→ **MATERIAL SHOWN**
====

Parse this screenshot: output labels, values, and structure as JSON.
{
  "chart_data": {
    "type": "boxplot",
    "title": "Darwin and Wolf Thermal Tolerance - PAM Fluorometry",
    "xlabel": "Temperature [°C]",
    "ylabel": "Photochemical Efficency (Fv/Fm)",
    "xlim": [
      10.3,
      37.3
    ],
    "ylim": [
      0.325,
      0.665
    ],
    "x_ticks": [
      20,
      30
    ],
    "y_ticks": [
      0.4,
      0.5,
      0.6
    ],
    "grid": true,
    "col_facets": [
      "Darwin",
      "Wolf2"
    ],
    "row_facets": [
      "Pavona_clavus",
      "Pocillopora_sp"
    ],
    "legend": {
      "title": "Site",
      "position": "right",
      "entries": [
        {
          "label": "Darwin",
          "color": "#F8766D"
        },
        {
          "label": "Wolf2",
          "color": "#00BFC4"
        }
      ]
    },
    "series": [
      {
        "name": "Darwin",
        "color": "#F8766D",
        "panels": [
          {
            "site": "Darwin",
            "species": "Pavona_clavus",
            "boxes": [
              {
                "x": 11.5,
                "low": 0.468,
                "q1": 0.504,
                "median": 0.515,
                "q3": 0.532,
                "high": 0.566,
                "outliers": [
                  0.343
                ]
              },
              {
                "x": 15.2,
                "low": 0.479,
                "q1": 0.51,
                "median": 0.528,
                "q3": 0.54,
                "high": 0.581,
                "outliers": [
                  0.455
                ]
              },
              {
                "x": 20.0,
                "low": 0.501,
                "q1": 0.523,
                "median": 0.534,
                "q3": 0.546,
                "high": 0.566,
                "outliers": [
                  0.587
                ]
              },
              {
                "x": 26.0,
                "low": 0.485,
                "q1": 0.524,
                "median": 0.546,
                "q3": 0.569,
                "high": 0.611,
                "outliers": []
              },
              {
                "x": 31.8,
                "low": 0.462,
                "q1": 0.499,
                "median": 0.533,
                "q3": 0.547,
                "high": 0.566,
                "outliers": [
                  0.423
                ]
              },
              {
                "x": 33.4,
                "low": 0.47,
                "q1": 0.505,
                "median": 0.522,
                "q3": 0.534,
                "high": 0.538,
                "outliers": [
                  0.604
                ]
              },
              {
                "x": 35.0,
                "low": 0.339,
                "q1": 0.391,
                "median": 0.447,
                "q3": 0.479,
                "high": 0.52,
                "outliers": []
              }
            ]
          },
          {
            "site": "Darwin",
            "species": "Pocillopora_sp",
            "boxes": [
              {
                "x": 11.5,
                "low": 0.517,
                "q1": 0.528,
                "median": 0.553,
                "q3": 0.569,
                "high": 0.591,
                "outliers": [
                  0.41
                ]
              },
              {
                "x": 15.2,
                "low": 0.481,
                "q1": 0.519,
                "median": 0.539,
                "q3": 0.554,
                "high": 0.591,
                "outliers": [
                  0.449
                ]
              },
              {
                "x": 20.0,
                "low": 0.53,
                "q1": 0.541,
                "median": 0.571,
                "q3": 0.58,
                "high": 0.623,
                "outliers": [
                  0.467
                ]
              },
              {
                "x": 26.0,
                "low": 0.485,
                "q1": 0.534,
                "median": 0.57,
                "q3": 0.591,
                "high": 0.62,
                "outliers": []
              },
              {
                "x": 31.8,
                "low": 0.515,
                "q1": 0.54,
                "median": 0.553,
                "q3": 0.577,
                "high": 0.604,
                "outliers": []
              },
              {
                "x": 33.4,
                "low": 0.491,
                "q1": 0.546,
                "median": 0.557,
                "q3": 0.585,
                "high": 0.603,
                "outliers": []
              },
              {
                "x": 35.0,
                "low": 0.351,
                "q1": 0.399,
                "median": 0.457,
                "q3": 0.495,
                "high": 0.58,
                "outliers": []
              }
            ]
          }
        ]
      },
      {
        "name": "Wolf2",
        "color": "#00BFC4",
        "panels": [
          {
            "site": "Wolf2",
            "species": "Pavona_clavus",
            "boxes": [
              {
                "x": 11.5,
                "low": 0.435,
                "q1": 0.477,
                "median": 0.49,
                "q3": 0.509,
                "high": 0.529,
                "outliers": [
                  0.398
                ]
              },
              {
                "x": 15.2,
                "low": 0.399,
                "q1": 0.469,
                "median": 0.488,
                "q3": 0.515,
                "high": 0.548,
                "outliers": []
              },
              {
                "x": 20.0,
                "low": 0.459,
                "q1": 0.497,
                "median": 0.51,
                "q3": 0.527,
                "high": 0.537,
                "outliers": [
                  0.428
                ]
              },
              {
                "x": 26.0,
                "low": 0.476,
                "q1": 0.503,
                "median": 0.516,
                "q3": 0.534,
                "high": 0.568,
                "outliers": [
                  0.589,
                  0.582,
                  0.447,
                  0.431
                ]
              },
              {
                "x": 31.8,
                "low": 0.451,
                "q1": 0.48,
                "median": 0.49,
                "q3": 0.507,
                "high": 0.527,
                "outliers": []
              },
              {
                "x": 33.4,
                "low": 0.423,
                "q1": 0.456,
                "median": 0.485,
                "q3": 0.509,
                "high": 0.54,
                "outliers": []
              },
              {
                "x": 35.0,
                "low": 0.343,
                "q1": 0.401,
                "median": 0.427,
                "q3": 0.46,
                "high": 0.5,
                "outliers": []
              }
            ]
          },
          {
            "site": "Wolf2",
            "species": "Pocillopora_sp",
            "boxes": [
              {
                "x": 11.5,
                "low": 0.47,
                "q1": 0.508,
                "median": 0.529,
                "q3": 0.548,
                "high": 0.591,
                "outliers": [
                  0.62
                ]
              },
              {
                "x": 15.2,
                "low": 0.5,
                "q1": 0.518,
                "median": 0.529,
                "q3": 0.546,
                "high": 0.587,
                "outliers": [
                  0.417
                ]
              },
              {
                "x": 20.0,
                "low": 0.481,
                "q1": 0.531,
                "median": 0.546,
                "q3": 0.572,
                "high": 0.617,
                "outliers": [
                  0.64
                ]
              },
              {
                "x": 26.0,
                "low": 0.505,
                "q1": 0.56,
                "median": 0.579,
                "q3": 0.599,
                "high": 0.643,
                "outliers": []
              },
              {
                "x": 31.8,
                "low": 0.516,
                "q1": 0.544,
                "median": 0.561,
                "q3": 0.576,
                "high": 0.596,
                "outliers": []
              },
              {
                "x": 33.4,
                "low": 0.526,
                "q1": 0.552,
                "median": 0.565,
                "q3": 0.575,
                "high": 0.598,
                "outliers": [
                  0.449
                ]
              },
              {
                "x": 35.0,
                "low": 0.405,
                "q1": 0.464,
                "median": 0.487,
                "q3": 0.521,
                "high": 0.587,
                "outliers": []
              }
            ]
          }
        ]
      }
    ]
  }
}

====

→ **AIM**
Repeat every entry exactly as written above.

→ **SOLUTION BELOW**
Parse this screenshot: output labels, values, and structure as JSON.
{
  "chart_data": {
    "type": "boxplot",
    "title": "Darwin and Wolf Thermal Tolerance - PAM Fluorometry",
    "xlabel": "Temperature [°C]",
    "ylabel": "Photochemical Efficency (Fv/Fm)",
    "xlim": [
      10.3,
      37.3
    ],
    "ylim": [
      0.325,
      0.665
    ],
    "x_ticks": [
      20,
      30
    ],
    "y_ticks": [
      0.4,
      0.5,
      0.6
    ],
    "grid": true,
    "col_facets": [
      "Darwin",
      "Wolf2"
    ],
    "row_facets": [
      "Pavona_clavus",
      "Pocillopora_sp"
    ],
    "legend": {
      "title": "Site",
      "position": "right",
      "entries": [
        {
          "label": "Darwin",
          "color": "#F8766D"
        },
        {
          "label": "Wolf2",
          "color": "#00BFC4"
        }
      ]
    },
    "series": [
      {
        "name": "Darwin",
        "color": "#F8766D",
        "panels": [
          {
            "site": "Darwin",
            "species": "Pavona_clavus",
            "boxes": [
              {
                "x": 11.5,
                "low": 0.468,
                "q1": 0.504,
                "median": 0.515,
                "q3": 0.532,
                "high": 0.566,
                "outliers": [
                  0.343
                ]
              },
              {
                "x": 15.2,
                "low": 0.479,
                "q1": 0.51,
                "median": 0.528,
                "q3": 0.54,
                "high": 0.581,
                "outliers": [
                  0.455
                ]
              },
              {
                "x": 20.0,
                "low": 0.501,
                "q1": 0.523,
                "median": 0.534,
                "q3": 0.546,
                "high": 0.566,
                "outliers": [
                  0.587
                ]
              },
              {
                "x": 26.0,
                "low": 0.485,
                "q1": 0.524,
                "median": 0.546,
                "q3": 0.569,
                "high": 0.611,
                "outliers": []
              },
              {
                "x": 31.8,
                "low": 0.462,
                "q1": 0.499,
                "median": 0.533,
                "q3": 0.547,
                "high": 0.566,
                "outliers": [
                  0.423
                ]
              },
              {
                "x": 33.4,
                "low": 0.47,
                "q1": 0.505,
                "median": 0.522,
                "q3": 0.534,
                "high": 0.538,
                "outliers": [
                  0.604
                ]
              },
              {
                "x": 35.0,
                "low": 0.339,
                "q1": 0.391,
                "median": 0.447,
                "q3": 0.479,
                "high": 0.52,
                "outliers": []
              }
            ]
          },
          {
            "site": "Darwin",
            "species": "Pocillopora_sp",
            "boxes": [
              {
                "x": 11.5,
                "low": 0.517,
                "q1": 0.528,
                "median": 0.553,
                "q3": 0.569,
                "high": 0.591,
                "outliers": [
                  0.41
                ]
              },
              {
                "x": 15.2,
                "low": 0.481,
                "q1": 0.519,
                "median": 0.539,
                "q3": 0.554,
                "high": 0.591,
                "outliers": [
                  0.449
                ]
              },
              {
                "x": 20.0,
                "low": 0.53,
                "q1": 0.541,
                "median": 0.571,
                "q3": 0.58,
                "high": 0.623,
                "outliers": [
                  0.467
                ]
              },
              {
                "x": 26.0,
                "low": 0.485,
                "q1": 0.534,
                "median": 0.57,
                "q3": 0.591,
                "high": 0.62,
                "outliers": []
              },
              {
                "x": 31.8,
                "low": 0.515,
                "q1": 0.54,
                "median": 0.553,
                "q3": 0.577,
                "high": 0.604,
                "outliers": []
              },
              {
                "x": 33.4,
                "low": 0.491,
                "q1": 0.546,
                "median": 0.557,
                "q3": 0.585,
                "high": 0.603,
                "outliers": []
              },
              {
                "x": 35.0,
                "low": 0.351,
                "q1": 0.399,
                "median": 0.457,
                "q3": 0.495,
                "high": 0.58,
                "outliers": []
              }
            ]
          }
        ]
      },
      {
        "name": "Wolf2",
        "color": "#00BFC4",
        "panels": [
          {
            "site": "Wolf2",
            "species": "Pavona_clavus",
            "boxes": [
              {
                "x": 11.5,
                "low": 0.435,
                "q1": 0.477,
                "median": 0.49,
                "q3": 0.509,
                "high": 0.529,
                "outliers": [
                  0.398
                ]
              },
              {
                "x": 15.2,
                "low": 0.399,
                "q1": 0.469,
                "median": 0.488,
                "q3": 0.515,
                "high": 0.548,
                "outliers": []
              },
              {
                "x": 20.0,
                "low": 0.459,
                "q1": 0.497,
                "median": 0.51,
                "q3": 0.527,
                "high": 0.537,
                "outliers": [
                  0.428
                ]
              },
              {
                "x": 26.0,
                "low": 0.476,
                "q1": 0.503,
                "median": 0.516,
                "q3": 0.534,
                "high": 0.568,
                "outliers": [
                  0.589,
                  0.582,
                  0.447,
                  0.431
                ]
              },
              {
                "x": 31.8,
                "low": 0.451,
                "q1": 0.48,
                "median": 0.49,
                "q3": 0.507,
                "high": 0.527,
                "outliers": []
              },
              {
                "x": 33.4,
                "low": 0.423,
                "q1": 0.456,
                "median": 0.485,
                "q3": 0.509,
                "high": 0.54,
                "outliers": []
              },
              {
                "x": 35.0,
                "low": 0.343,
                "q1": 0.401,
                "median": 0.427,
                "q3": 0.46,
                "high": 0.5,
                "outliers": []
              }
            ]
          },
          {
            "site": "Wolf2",
            "species": "Pocillopora_sp",
            "boxes": [
              {
                "x": 11.5,
                "low": 0.47,
                "q1": 0.508,
                "median": 0.529,
                "q3": 0.548,
                "high": 0.591,
                "outliers": [
                  0.62
                ]
              },
              {
                "x": 15.2,
                "low": 0.5,
                "q1": 0.518,
                "median": 0.529,
                "q3": 0.546,
                "high": 0.587,
                "outliers": [
                  0.417
                ]
              },
              {
                "x": 20.0,
                "low": 0.481,
                "q1": 0.531,
                "median": 0.546,
                "q3": 0.572,
                "high": 0.617,
                "outliers": [
                  0.64
                ]
              },
              {
                "x": 26.0,
                "low": 0.505,
                "q1": 0.56,
                "median": 0.579,
                "q3": 0.599,
                "high": 0.643,
                "outliers": []
              },
              {
                "x": 31.8,
                "low": 0.516,
                "q1": 0.544,
                "median": 0.561,
                "q3": 0.576,
                "high": 0.596,
                "outliers": []
              },
              {
                "x": 33.4,
                "low": 0.526,
                "q1": 0.552,
                "median": 0.565,
                "q3": 0.575,
                "high": 0.598,
                "outliers": [
                  0.449
                ]
              },
              {
                "x": 35.0,
                "low": 0.405,
                "q1": 0.464,
                "median": 0.487,
                "q3": 0.521,
                "high": 0.587,
                "outliers": []
              }
            ]
          }
        ]
      }
    ]
  }
}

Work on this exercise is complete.